— start ENTRIES —

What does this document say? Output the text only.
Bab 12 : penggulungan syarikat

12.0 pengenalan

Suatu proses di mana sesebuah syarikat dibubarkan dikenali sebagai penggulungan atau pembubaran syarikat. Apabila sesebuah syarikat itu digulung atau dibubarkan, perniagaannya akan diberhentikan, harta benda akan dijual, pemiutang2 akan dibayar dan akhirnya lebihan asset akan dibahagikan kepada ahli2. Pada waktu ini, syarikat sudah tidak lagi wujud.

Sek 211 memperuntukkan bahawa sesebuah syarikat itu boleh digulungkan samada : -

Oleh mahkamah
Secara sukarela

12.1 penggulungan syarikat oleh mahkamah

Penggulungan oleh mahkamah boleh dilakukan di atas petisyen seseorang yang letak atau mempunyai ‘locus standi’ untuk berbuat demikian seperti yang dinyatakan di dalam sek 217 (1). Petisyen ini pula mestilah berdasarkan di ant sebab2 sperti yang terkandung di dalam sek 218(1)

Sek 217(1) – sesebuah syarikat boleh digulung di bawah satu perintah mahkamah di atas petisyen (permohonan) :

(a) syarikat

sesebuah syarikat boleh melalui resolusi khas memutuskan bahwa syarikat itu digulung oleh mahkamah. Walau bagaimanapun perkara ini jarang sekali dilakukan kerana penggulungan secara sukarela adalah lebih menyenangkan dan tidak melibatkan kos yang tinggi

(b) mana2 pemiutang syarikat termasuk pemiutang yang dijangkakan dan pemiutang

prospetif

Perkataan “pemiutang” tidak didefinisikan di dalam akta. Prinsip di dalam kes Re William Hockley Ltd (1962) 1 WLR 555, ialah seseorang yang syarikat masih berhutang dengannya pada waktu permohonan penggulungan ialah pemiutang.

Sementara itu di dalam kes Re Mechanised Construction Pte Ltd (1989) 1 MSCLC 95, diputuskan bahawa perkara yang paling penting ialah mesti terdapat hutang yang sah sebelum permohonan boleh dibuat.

— end ENTRIES —

Take the lines above and print them exactly.

**OUTPUT OF THE TASK:**
What does this document say? Output the text only.
Bab 12 : penggulungan syarikat

12.0 pengenalan

Suatu proses di mana sesebuah syarikat dibubarkan dikenali sebagai penggulungan atau pembubaran syarikat. Apabila sesebuah syarikat itu digulung atau dibubarkan, perniagaannya akan diberhentikan, harta benda akan dijual, pemiutang2 akan dibayar dan akhirnya lebihan asset akan dibahagikan kepada ahli2. Pada waktu ini, syarikat sudah tidak lagi wujud.

Sek 211 memperuntukkan bahawa sesebuah syarikat itu boleh digulungkan samada : -

Oleh mahkamah
Secara sukarela

12.1 penggulungan syarikat oleh mahkamah

Penggulungan oleh mahkamah boleh dilakukan di atas petisyen seseorang yang letak atau mempunyai ‘locus standi’ untuk berbuat demikian seperti yang dinyatakan di dalam sek 217 (1). Petisyen ini pula mestilah berdasarkan di ant sebab2 sperti yang terkandung di dalam sek 218(1)

Sek 217(1) – sesebuah syarikat boleh digulung di bawah satu perintah mahkamah di atas petisyen (permohonan) :

(a) syarikat

sesebuah syarikat boleh melalui resolusi khas memutuskan bahwa syarikat itu digulung oleh mahkamah. Walau bagaimanapun perkara ini jarang sekali dilakukan kerana penggulungan secara sukarela adalah lebih menyenangkan dan tidak melibatkan kos yang tinggi

(b) mana2 pemiutang syarikat termasuk pemiutang yang dijangkakan dan pemiutang

prospetif

Perkataan “pemiutang” tidak didefinisikan di dalam akta. Prinsip di dalam kes Re William Hockley Ltd (1962) 1 WLR 555, ialah seseorang yang syarikat masih berhutang dengannya pada waktu permohonan penggulungan ialah pemiutang.

Sementara itu di dalam kes Re Mechanised Construction Pte Ltd (1989) 1 MSCLC 95, diputuskan bahawa perkara yang paling penting ialah mesti terdapat hutang yang sah sebelum permohonan boleh dibuat.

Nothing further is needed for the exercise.